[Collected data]

== == ==

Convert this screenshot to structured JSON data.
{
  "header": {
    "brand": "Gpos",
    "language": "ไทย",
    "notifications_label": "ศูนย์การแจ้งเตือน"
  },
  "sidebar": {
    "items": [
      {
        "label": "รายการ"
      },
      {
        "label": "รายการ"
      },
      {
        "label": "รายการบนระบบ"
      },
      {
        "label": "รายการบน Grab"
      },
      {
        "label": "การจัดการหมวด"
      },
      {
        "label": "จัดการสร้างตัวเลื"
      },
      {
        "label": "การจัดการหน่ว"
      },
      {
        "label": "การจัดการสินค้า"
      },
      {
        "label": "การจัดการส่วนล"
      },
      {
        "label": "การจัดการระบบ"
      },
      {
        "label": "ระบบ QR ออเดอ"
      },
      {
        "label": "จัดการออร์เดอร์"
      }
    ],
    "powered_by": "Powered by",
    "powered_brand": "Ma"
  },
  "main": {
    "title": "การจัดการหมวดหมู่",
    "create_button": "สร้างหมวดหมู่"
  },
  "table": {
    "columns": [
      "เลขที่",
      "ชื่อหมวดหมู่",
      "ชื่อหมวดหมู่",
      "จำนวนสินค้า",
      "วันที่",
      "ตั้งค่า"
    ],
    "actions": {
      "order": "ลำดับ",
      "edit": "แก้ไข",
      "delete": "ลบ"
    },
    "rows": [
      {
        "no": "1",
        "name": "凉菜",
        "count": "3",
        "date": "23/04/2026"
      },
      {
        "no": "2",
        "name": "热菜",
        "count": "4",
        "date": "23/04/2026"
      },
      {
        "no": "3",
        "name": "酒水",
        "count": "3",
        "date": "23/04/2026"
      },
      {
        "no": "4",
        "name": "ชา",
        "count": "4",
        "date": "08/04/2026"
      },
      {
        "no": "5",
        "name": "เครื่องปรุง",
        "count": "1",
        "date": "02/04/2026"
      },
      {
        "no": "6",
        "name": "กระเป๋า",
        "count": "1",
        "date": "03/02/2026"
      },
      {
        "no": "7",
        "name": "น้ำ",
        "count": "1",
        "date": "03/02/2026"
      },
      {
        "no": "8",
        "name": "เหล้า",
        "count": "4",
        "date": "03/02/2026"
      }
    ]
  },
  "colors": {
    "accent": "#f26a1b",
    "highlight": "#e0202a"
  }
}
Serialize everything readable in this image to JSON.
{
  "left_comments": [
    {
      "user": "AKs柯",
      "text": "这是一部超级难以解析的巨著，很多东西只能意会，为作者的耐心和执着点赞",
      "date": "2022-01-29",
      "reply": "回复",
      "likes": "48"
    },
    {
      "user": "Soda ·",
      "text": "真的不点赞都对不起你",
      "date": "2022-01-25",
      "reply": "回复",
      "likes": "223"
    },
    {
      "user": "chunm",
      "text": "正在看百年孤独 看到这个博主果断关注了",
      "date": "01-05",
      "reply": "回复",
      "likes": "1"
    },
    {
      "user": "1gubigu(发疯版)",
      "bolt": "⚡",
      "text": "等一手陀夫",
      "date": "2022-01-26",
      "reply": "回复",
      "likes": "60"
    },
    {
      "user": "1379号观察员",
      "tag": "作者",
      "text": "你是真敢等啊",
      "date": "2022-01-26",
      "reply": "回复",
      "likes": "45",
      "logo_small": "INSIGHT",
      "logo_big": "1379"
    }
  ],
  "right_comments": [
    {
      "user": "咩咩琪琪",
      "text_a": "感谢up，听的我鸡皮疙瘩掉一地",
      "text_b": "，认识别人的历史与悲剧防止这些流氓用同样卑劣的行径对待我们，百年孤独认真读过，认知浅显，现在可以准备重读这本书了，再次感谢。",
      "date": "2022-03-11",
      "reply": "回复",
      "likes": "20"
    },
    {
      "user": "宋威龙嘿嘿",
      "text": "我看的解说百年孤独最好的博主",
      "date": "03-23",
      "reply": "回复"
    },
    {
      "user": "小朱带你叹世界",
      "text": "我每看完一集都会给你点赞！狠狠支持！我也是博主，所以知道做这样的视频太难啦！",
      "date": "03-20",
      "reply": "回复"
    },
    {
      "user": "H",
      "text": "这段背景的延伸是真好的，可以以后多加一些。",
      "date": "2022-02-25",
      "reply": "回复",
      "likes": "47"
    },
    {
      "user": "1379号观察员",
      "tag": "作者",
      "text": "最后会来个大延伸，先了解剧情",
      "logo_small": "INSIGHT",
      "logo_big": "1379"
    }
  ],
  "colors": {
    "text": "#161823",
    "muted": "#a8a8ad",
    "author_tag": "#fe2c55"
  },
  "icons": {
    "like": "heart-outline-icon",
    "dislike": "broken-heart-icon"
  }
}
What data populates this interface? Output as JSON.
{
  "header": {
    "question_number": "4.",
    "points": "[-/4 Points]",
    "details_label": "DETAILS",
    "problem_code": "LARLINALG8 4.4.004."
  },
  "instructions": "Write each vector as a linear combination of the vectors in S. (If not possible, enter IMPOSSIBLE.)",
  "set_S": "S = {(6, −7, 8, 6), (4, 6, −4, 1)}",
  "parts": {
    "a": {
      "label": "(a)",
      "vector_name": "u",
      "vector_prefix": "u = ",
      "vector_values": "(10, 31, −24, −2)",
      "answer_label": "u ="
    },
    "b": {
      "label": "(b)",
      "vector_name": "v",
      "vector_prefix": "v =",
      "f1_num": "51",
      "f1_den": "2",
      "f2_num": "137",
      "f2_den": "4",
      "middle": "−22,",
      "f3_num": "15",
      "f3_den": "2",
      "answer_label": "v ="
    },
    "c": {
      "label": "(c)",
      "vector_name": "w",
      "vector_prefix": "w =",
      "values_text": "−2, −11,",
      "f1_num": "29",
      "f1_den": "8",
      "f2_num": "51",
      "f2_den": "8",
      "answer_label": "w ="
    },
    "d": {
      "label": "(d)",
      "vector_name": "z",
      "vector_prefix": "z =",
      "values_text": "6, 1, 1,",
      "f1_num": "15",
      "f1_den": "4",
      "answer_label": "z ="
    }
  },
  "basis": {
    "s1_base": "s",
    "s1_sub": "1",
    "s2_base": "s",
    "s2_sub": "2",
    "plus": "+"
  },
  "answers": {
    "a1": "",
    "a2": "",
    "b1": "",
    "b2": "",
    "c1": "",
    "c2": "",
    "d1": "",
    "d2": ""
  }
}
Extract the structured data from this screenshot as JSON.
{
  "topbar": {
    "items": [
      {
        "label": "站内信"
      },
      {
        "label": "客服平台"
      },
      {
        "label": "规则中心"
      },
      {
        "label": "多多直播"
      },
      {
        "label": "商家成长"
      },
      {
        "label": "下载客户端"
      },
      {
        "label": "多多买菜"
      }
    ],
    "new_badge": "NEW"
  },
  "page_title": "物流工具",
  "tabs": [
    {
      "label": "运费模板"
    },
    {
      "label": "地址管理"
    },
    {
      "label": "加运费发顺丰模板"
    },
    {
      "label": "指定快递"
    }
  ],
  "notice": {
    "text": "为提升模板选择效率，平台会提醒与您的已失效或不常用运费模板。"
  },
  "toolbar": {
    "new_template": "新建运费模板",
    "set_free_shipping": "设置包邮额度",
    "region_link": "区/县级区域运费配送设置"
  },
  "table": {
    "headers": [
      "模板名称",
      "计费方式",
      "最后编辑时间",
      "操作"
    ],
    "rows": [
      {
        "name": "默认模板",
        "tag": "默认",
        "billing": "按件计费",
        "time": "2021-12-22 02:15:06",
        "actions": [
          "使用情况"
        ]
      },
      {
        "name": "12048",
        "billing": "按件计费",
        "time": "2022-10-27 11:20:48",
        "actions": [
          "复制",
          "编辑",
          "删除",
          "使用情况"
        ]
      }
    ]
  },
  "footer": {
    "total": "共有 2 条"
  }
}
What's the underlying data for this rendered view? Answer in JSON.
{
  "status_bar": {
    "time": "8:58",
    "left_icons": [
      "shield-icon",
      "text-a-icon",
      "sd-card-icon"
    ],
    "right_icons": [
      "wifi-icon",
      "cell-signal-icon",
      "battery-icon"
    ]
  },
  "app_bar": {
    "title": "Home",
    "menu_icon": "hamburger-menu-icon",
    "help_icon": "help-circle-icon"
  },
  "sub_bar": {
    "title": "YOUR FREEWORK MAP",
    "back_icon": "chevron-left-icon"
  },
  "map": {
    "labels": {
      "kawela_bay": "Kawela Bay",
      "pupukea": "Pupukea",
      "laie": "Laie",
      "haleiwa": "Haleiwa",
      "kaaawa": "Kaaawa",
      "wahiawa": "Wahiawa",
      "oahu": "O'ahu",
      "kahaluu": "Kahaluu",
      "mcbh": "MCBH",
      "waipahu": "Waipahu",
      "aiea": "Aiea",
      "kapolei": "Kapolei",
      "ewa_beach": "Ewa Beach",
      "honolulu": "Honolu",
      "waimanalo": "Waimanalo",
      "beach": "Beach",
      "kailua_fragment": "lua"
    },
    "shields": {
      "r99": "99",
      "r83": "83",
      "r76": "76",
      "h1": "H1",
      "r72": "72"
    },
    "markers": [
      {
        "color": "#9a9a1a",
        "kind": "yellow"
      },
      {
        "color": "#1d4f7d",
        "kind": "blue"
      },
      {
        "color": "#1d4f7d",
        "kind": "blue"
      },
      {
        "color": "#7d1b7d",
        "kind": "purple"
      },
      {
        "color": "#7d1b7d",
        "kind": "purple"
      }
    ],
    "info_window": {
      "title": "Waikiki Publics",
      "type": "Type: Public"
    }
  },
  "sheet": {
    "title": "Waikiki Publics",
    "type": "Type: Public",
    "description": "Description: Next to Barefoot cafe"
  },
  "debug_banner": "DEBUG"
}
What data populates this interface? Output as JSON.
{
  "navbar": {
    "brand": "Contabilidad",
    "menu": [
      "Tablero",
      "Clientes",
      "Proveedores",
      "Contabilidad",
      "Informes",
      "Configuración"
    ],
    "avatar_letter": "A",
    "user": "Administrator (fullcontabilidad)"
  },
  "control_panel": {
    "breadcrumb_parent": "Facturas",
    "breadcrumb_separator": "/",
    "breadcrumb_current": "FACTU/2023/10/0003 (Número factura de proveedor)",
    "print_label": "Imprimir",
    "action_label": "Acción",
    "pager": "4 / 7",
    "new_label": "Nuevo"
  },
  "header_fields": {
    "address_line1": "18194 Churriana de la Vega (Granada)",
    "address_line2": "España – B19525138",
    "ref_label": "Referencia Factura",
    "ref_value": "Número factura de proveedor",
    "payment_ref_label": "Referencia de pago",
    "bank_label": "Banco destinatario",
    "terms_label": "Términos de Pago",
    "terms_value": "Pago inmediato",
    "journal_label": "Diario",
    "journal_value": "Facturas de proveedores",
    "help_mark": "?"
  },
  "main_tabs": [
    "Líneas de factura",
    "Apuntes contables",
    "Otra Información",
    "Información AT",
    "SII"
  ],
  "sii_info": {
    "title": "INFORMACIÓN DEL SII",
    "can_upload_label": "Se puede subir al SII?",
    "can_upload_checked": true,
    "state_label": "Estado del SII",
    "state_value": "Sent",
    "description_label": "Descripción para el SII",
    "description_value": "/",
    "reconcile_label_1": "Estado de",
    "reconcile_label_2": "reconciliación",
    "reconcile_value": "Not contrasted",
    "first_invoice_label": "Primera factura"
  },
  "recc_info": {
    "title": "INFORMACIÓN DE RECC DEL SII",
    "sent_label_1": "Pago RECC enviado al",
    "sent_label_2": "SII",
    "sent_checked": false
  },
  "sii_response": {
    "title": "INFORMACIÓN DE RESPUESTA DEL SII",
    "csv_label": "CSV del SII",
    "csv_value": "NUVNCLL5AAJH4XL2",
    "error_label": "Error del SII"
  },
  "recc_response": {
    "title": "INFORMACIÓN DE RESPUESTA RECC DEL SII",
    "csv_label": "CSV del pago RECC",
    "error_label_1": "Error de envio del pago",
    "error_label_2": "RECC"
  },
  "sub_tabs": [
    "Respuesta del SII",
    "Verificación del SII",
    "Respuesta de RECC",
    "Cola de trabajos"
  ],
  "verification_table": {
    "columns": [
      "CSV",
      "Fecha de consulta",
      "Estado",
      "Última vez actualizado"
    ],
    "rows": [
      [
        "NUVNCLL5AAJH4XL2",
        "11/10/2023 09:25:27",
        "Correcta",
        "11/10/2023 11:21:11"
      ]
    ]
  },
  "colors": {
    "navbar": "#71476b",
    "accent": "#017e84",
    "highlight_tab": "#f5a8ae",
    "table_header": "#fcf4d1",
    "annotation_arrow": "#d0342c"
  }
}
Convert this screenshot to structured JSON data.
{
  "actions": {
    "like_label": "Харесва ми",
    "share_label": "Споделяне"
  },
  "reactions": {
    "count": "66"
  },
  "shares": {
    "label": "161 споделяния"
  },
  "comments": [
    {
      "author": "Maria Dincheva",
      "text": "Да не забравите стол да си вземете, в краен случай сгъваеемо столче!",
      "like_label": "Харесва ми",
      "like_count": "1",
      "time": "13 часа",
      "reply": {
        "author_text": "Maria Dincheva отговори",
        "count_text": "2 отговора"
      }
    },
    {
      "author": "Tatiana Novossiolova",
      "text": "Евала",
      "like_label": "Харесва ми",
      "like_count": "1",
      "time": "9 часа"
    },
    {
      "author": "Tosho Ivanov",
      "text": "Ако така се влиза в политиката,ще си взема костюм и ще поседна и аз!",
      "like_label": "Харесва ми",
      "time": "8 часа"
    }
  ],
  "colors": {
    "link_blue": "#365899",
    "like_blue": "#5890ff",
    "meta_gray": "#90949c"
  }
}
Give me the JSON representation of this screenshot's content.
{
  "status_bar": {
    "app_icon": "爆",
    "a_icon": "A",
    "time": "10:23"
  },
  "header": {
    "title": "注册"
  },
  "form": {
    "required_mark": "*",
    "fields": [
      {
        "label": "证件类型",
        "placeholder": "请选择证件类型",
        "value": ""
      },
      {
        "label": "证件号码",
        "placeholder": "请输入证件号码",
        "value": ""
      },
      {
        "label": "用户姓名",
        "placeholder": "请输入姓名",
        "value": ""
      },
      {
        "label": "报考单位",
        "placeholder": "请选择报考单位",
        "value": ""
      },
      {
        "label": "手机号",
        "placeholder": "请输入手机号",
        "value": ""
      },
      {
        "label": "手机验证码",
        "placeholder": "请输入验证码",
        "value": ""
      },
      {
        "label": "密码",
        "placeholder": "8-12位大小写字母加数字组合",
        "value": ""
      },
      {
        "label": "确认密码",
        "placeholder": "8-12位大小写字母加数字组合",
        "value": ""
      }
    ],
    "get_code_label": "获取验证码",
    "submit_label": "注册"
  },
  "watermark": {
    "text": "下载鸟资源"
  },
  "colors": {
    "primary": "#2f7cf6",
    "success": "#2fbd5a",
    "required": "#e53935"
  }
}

== == ==

Give back the lines of the listing from the one with "Give me the" through the end, both included, exactly as written and with nothing added.

Finished task:
Give me the JSON representation of this screenshot's content.
{
  "status_bar": {
    "app_icon": "爆",
    "a_icon": "A",
    "time": "10:23"
  },
  "header": {
    "title": "注册"
  },
  "form": {
    "required_mark": "*",
    "fields": [
      {
        "label": "证件类型",
        "placeholder": "请选择证件类型",
        "value": ""
      },
      {
        "label": "证件号码",
        "placeholder": "请输入证件号码",
        "value": ""
      },
      {
        "label": "用户姓名",
        "placeholder": "请输入姓名",
        "value": ""
      },
      {
        "label": "报考单位",
        "placeholder": "请选择报考单位",
        "value": ""
      },
      {
        "label": "手机号",
        "placeholder": "请输入手机号",
        "value": ""
      },
      {
        "label": "手机验证码",
        "placeholder": "请输入验证码",
        "value": ""
      },
      {
        "label": "密码",
        "placeholder": "8-12位大小写字母加数字组合",
        "value": ""
      },
      {
        "label": "确认密码",
        "placeholder": "8-12位大小写字母加数字组合",
        "value": ""
      }
    ],
    "get_code_label": "获取验证码",
    "submit_label": "注册"
  },
  "watermark": {
    "text": "下载鸟资源"
  },
  "colors": {
    "primary": "#2f7cf6",
    "success": "#2fbd5a",
    "required": "#e53935"
  }
}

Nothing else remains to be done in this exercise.